==== Record set ====

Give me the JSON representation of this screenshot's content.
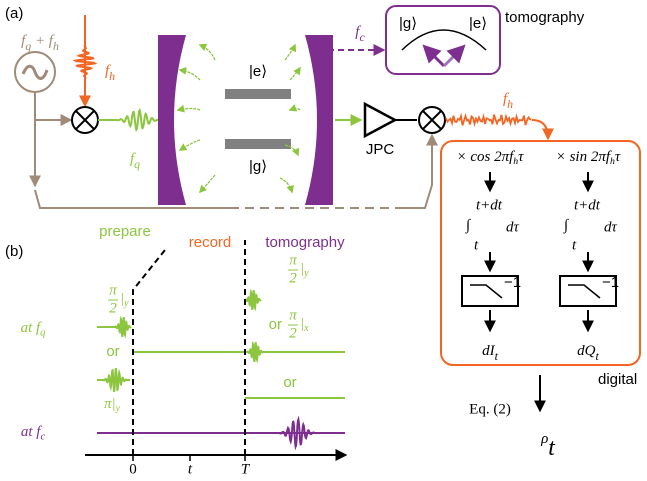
{
  "panel_a": {
    "label": "(a)",
    "source": [
      [
        "f",
        "q"
      ],
      [
        " + f",
        "h"
      ]
    ],
    "drive": [
      [
        "f",
        "h"
      ]
    ],
    "qubit_drive": [
      [
        "f",
        "q"
      ]
    ],
    "excited": "|e⟩",
    "ground": "|g⟩",
    "cavity_drive": [
      [
        "f",
        "c"
      ]
    ],
    "bloch_ground": "|g⟩",
    "bloch_excited": "|e⟩",
    "tomography": "tomography",
    "amplifier": "JPC",
    "demod": [
      [
        "f",
        "h"
      ]
    ],
    "columns": [
      {
        "multiply": [
          [
            "× cos 2πf",
            "h"
          ],
          [
            "τ"
          ]
        ],
        "integral": {
          "sign": "∫",
          "upper": "t+dt",
          "lower": "t",
          "body": "dτ"
        },
        "filter": "−1",
        "output": [
          [
            "dI",
            "t"
          ]
        ]
      },
      {
        "multiply": [
          [
            "× sin 2πf",
            "h"
          ],
          [
            "τ"
          ]
        ],
        "integral": {
          "sign": "∫",
          "upper": "t+dt",
          "lower": "t",
          "body": "dτ"
        },
        "filter": "−1",
        "output": [
          [
            "dQ",
            "t"
          ]
        ]
      }
    ],
    "digital": "digital",
    "equation": "Eq. (2)",
    "result": [
      [
        "ρ",
        "t"
      ]
    ]
  },
  "panel_b": {
    "label": "(b)",
    "prepare": "prepare",
    "record": "record",
    "tomography": "tomography",
    "row_fq": [
      [
        "at f",
        "q"
      ]
    ],
    "row_fc": [
      [
        "at f",
        "c"
      ]
    ],
    "pulse_pi2_y": {
      "num": "π",
      "den": "2",
      "rest": "|",
      "sub": "y"
    },
    "or_1": "or",
    "pulse_pi_y": [
      [
        "π|",
        "y"
      ]
    ],
    "tomo_y": {
      "num": "π",
      "den": "2",
      "rest": "|",
      "sub": "y"
    },
    "tomo_x": {
      "prefix": "or",
      "num": "π",
      "den": "2",
      "rest": "|",
      "sub": "x"
    },
    "or_2": "or",
    "ticks": [
      "0",
      "t",
      "T"
    ]
  }
}
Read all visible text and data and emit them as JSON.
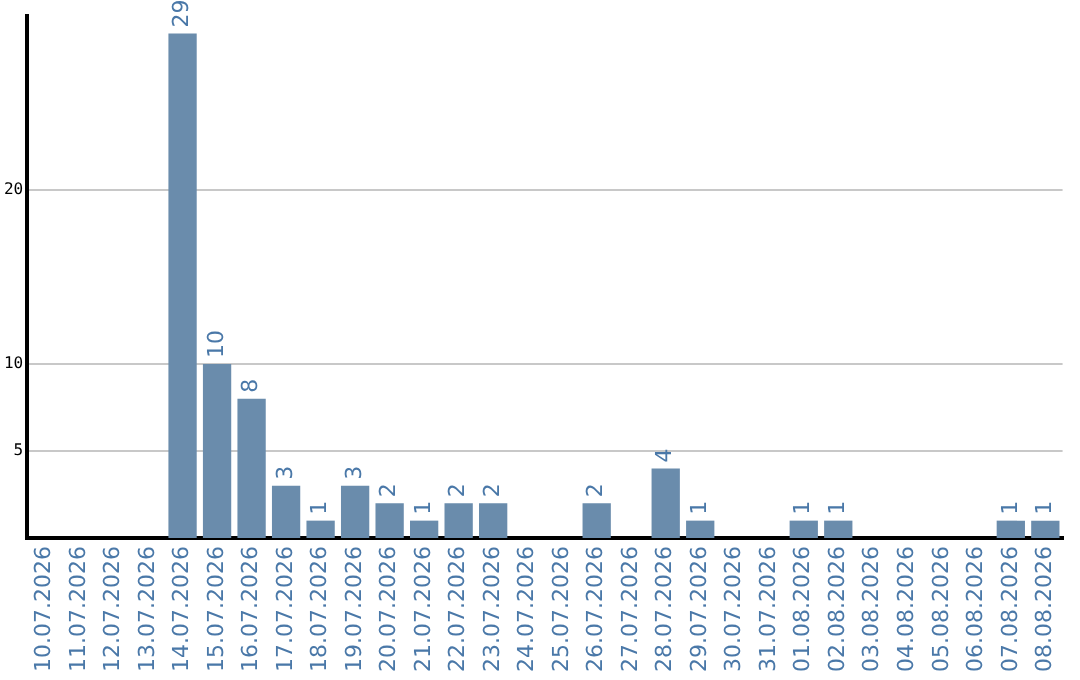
{
  "chart_data": {
    "type": "bar",
    "categories": [
      "10.07.2026",
      "11.07.2026",
      "12.07.2026",
      "13.07.2026",
      "14.07.2026",
      "15.07.2026",
      "16.07.2026",
      "17.07.2026",
      "18.07.2026",
      "19.07.2026",
      "20.07.2026",
      "21.07.2026",
      "22.07.2026",
      "23.07.2026",
      "24.07.2026",
      "25.07.2026",
      "26.07.2026",
      "27.07.2026",
      "28.07.2026",
      "29.07.2026",
      "30.07.2026",
      "31.07.2026",
      "01.08.2026",
      "02.08.2026",
      "03.08.2026",
      "04.08.2026",
      "05.08.2026",
      "06.08.2026",
      "07.08.2026",
      "08.08.2026"
    ],
    "values": [
      0,
      0,
      0,
      0,
      29,
      10,
      8,
      3,
      1,
      3,
      2,
      1,
      2,
      2,
      0,
      0,
      2,
      0,
      4,
      1,
      0,
      0,
      1,
      1,
      0,
      0,
      0,
      0,
      1,
      1
    ],
    "value_labels": [
      null,
      null,
      null,
      null,
      "29",
      "10",
      "8",
      "3",
      "1",
      "3",
      "2",
      "1",
      "2",
      "2",
      null,
      null,
      "2",
      null,
      "4",
      "1",
      null,
      null,
      "1",
      "1",
      null,
      null,
      null,
      null,
      "1",
      "1"
    ],
    "color": "#6a8cac",
    "ylim": [
      0,
      30
    ],
    "yticks": [
      5,
      10,
      20
    ],
    "grid": "y",
    "legend": false
  }
}
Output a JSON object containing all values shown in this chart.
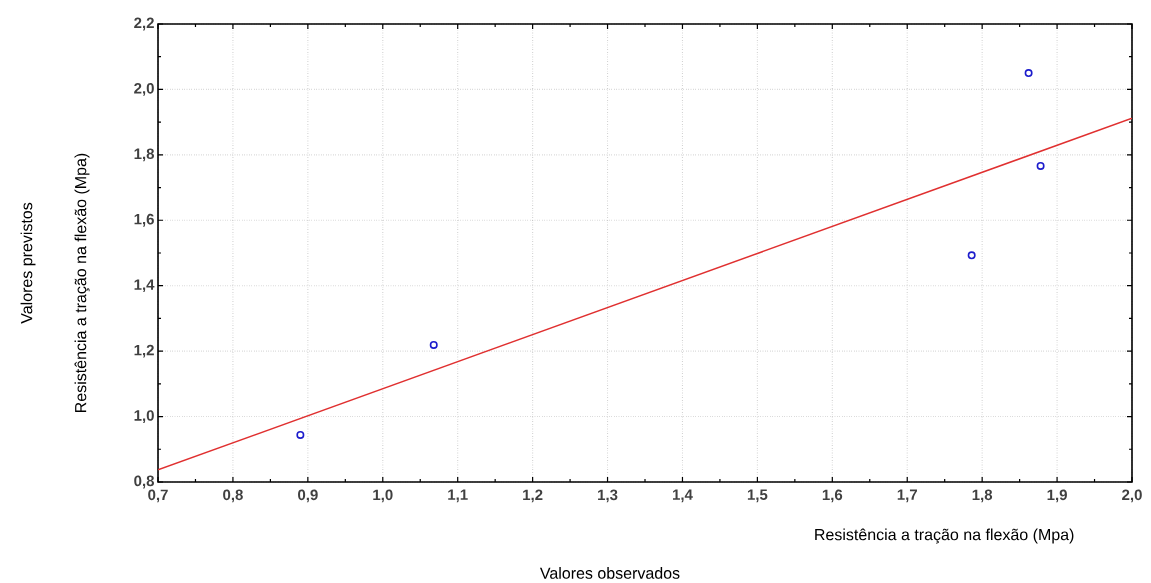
{
  "chart_data": {
    "type": "scatter",
    "xlabel": "Resistência a tração na flexão (Mpa)",
    "ylabel": "Resistência a tração na flexão (Mpa)",
    "annotations": [
      "Valores observados",
      "Valores previstos"
    ],
    "series": [
      {
        "color": "#1c1ccc",
        "marker": "circle",
        "x": [
          0.89,
          1.068,
          1.786,
          1.862,
          1.878
        ],
        "values": [
          0.944,
          1.219,
          1.493,
          2.05,
          1.766
        ]
      },
      {
        "type": "line",
        "color": "#e03030",
        "marker": "none",
        "x": [
          0.7,
          2.0
        ],
        "values": [
          0.837,
          1.912
        ]
      }
    ],
    "xlim": [
      0.7,
      2.0
    ],
    "ylim": [
      0.8,
      2.2
    ],
    "xticks": [
      {
        "value": 0.7,
        "label": "0,7"
      },
      {
        "value": 0.8,
        "label": "0,8"
      },
      {
        "value": 0.9,
        "label": "0,9"
      },
      {
        "value": 1.0,
        "label": "1,0"
      },
      {
        "value": 1.1,
        "label": "1,1"
      },
      {
        "value": 1.2,
        "label": "1,2"
      },
      {
        "value": 1.3,
        "label": "1,3"
      },
      {
        "value": 1.4,
        "label": "1,4"
      },
      {
        "value": 1.5,
        "label": "1,5"
      },
      {
        "value": 1.6,
        "label": "1,6"
      },
      {
        "value": 1.7,
        "label": "1,7"
      },
      {
        "value": 1.8,
        "label": "1,8"
      },
      {
        "value": 1.9,
        "label": "1,9"
      },
      {
        "value": 2.0,
        "label": "2,0"
      }
    ],
    "yticks": [
      {
        "value": 0.8,
        "label": "0,8"
      },
      {
        "value": 1.0,
        "label": "1,0"
      },
      {
        "value": 1.2,
        "label": "1,2"
      },
      {
        "value": 1.4,
        "label": "1,4"
      },
      {
        "value": 1.6,
        "label": "1,6"
      },
      {
        "value": 1.8,
        "label": "1,8"
      },
      {
        "value": 2.0,
        "label": "2,0"
      },
      {
        "value": 2.2,
        "label": "2,2"
      }
    ],
    "grid": true
  }
}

====

_Do this_
Your task is to repeat the material above exactly, without its pictures.

_Reply_
Give me the JSON representation of this screenshot's content.
{
  "panel_a": {
    "label": "(a)",
    "source": [
      [
        "f",
        "q"
      ],
      [
        " + f",
        "h"
      ]
    ],
    "drive": [
      [
        "f",
        "h"
      ]
    ],
    "qubit_drive": [
      [
        "f",
        "q"
      ]
    ],
    "excited": "|e⟩",
    "ground": "|g⟩",
    "cavity_drive": [
      [
        "f",
        "c"
      ]
    ],
    "bloch_ground": "|g⟩",
    "bloch_excited": "|e⟩",
    "tomography": "tomography",
    "amplifier": "JPC",
    "demod": [
      [
        "f",
        "h"
      ]
    ],
    "columns": [
      {
        "multiply": [
          [
            "× cos 2πf",
            "h"
          ],
          [
            "τ"
          ]
        ],
        "integral": {
          "sign": "∫",
          "upper": "t+dt",
          "lower": "t",
          "body": "dτ"
        },
        "filter": "−1",
        "output": [
          [
            "dI",
            "t"
          ]
        ]
      },
      {
        "multiply": [
          [
            "× sin 2πf",
            "h"
          ],
          [
            "τ"
          ]
        ],
        "integral": {
          "sign": "∫",
          "upper": "t+dt",
          "lower": "t",
          "body": "dτ"
        },
        "filter": "−1",
        "output": [
          [
            "dQ",
            "t"
          ]
        ]
      }
    ],
    "digital": "digital",
    "equation": "Eq. (2)",
    "result": [
      [
        "ρ",
        "t"
      ]
    ]
  },
  "panel_b": {
    "label": "(b)",
    "prepare": "prepare",
    "record": "record",
    "tomography": "tomography",
    "row_fq": [
      [
        "at f",
        "q"
      ]
    ],
    "row_fc": [
      [
        "at f",
        "c"
      ]
    ],
    "pulse_pi2_y": {
      "num": "π",
      "den": "2",
      "rest": "|",
      "sub": "y"
    },
    "or_1": "or",
    "pulse_pi_y": [
      [
        "π|",
        "y"
      ]
    ],
    "tomo_y": {
      "num": "π",
      "den": "2",
      "rest": "|",
      "sub": "y"
    },
    "tomo_x": {
      "prefix": "or",
      "num": "π",
      "den": "2",
      "rest": "|",
      "sub": "x"
    },
    "or_2": "or",
    "ticks": [
      "0",
      "t",
      "T"
    ]
  }
}
Read all visible text and data and emit them as JSON.
{
  "chart_data": {
    "type": "bar",
    "categories": [
      "10.07.2026",
      "11.07.2026",
      "12.07.2026",
      "13.07.2026",
      "14.07.2026",
      "15.07.2026",
      "16.07.2026",
      "17.07.2026",
      "18.07.2026",
      "19.07.2026",
      "20.07.2026",
      "21.07.2026",
      "22.07.2026",
      "23.07.2026",
      "24.07.2026",
      "25.07.2026",
      "26.07.2026",
      "27.07.2026",
      "28.07.2026",
      "29.07.2026",
      "30.07.2026",
      "31.07.2026",
      "01.08.2026",
      "02.08.2026",
      "03.08.2026",
      "04.08.2026",
      "05.08.2026",
      "06.08.2026",
      "07.08.2026",
      "08.08.2026"
    ],
    "values": [
      0,
      0,
      0,
      0,
      29,
      10,
      8,
      3,
      1,
      3,
      2,
      1,
      2,
      2,
      0,
      0,
      2,
      0,
      4,
      1,
      0,
      0,
      1,
      1,
      0,
      0,
      0,
      0,
      1,
      1
    ],
    "value_labels": [
      null,
      null,
      null,
      null,
      "29",
      "10",
      "8",
      "3",
      "1",
      "3",
      "2",
      "1",
      "2",
      "2",
      null,
      null,
      "2",
      null,
      "4",
      "1",
      null,
      null,
      "1",
      "1",
      null,
      null,
      null,
      null,
      "1",
      "1"
    ],
    "color": "#6a8cac",
    "ylim": [
      0,
      30
    ],
    "yticks": [
      5,
      10,
      20
    ],
    "grid": "y",
    "legend": false
  }
}
Output a JSON object containing all values shown in this chart.
{
  "chart_data": {
    "type": "scatter",
    "xlabel": "Resistência a tração na flexão (Mpa)",
    "ylabel": "Resistência a tração na flexão (Mpa)",
    "annotations": [
      "Valores observados",
      "Valores previstos"
    ],
    "series": [
      {
        "color": "#1c1ccc",
        "marker": "circle",
        "x": [
          0.89,
          1.068,
          1.786,
          1.862,
          1.878
        ],
        "values": [
          0.944,
          1.219,
          1.493,
          2.05,
          1.766
        ]
      },
      {
        "type": "line",
        "color": "#e03030",
        "marker": "none",
        "x": [
          0.7,
          2.0
        ],
        "values": [
          0.837,
          1.912
        ]
      }
    ],
    "xlim": [
      0.7,
      2.0
    ],
    "ylim": [
      0.8,
      2.2
    ],
    "xticks": [
      {
        "value": 0.7,
        "label": "0,7"
      },
      {
        "value": 0.8,
        "label": "0,8"
      },
      {
        "value": 0.9,
        "label": "0,9"
      },
      {
        "value": 1.0,
        "label": "1,0"
      },
      {
        "value": 1.1,
        "label": "1,1"
      },
      {
        "value": 1.2,
        "label": "1,2"
      },
      {
        "value": 1.3,
        "label": "1,3"
      },
      {
        "value": 1.4,
        "label": "1,4"
      },
      {
        "value": 1.5,
        "label": "1,5"
      },
      {
        "value": 1.6,
        "label": "1,6"
      },
      {
        "value": 1.7,
        "label": "1,7"
      },
      {
        "value": 1.8,
        "label": "1,8"
      },
      {
        "value": 1.9,
        "label": "1,9"
      },
      {
        "value": 2.0,
        "label": "2,0"
      }
    ],
    "yticks": [
      {
        "value": 0.8,
        "label": "0,8"
      },
      {
        "value": 1.0,
        "label": "1,0"
      },
      {
        "value": 1.2,
        "label": "1,2"
      },
      {
        "value": 1.4,
        "label": "1,4"
      },
      {
        "value": 1.6,
        "label": "1,6"
      },
      {
        "value": 1.8,
        "label": "1,8"
      },
      {
        "value": 2.0,
        "label": "2,0"
      },
      {
        "value": 2.2,
        "label": "2,2"
      }
    ],
    "grid": true
  }
}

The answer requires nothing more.